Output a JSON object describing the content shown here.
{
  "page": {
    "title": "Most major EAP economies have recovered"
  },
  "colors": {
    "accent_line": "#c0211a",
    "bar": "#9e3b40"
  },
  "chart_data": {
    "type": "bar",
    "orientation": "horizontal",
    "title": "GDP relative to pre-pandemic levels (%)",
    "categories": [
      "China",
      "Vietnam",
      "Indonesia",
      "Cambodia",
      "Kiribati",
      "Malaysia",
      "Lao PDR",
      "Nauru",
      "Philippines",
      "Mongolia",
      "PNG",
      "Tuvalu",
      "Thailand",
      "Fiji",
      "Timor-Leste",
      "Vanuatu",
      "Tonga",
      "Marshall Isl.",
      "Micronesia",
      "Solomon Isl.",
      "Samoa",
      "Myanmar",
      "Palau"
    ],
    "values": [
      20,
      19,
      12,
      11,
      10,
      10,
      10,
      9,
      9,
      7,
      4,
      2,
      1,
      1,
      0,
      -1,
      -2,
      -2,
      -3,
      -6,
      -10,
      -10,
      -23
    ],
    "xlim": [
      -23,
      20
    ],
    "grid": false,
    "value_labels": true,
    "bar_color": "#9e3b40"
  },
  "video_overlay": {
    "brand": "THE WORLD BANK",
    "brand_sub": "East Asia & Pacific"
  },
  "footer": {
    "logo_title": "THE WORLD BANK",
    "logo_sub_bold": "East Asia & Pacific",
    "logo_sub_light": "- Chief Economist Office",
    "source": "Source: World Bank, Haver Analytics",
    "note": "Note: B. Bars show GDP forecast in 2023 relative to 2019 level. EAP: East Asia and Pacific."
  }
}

What is needed
Reproduce every record above exactly as it appears.

Task response
Output a JSON object describing the content shown here.
{
  "page": {
    "title": "Most major EAP economies have recovered"
  },
  "colors": {
    "accent_line": "#c0211a",
    "bar": "#9e3b40"
  },
  "chart_data": {
    "type": "bar",
    "orientation": "horizontal",
    "title": "GDP relative to pre-pandemic levels (%)",
    "categories": [
      "China",
      "Vietnam",
      "Indonesia",
      "Cambodia",
      "Kiribati",
      "Malaysia",
      "Lao PDR",
      "Nauru",
      "Philippines",
      "Mongolia",
      "PNG",
      "Tuvalu",
      "Thailand",
      "Fiji",
      "Timor-Leste",
      "Vanuatu",
      "Tonga",
      "Marshall Isl.",
      "Micronesia",
      "Solomon Isl.",
      "Samoa",
      "Myanmar",
      "Palau"
    ],
    "values": [
      20,
      19,
      12,
      11,
      10,
      10,
      10,
      9,
      9,
      7,
      4,
      2,
      1,
      1,
      0,
      -1,
      -2,
      -2,
      -3,
      -6,
      -10,
      -10,
      -23
    ],
    "xlim": [
      -23,
      20
    ],
    "grid": false,
    "value_labels": true,
    "bar_color": "#9e3b40"
  },
  "video_overlay": {
    "brand": "THE WORLD BANK",
    "brand_sub": "East Asia & Pacific"
  },
  "footer": {
    "logo_title": "THE WORLD BANK",
    "logo_sub_bold": "East Asia & Pacific",
    "logo_sub_light": "- Chief Economist Office",
    "source": "Source: World Bank, Haver Analytics",
    "note": "Note: B. Bars show GDP forecast in 2023 relative to 2019 level. EAP: East Asia and Pacific."
  }
}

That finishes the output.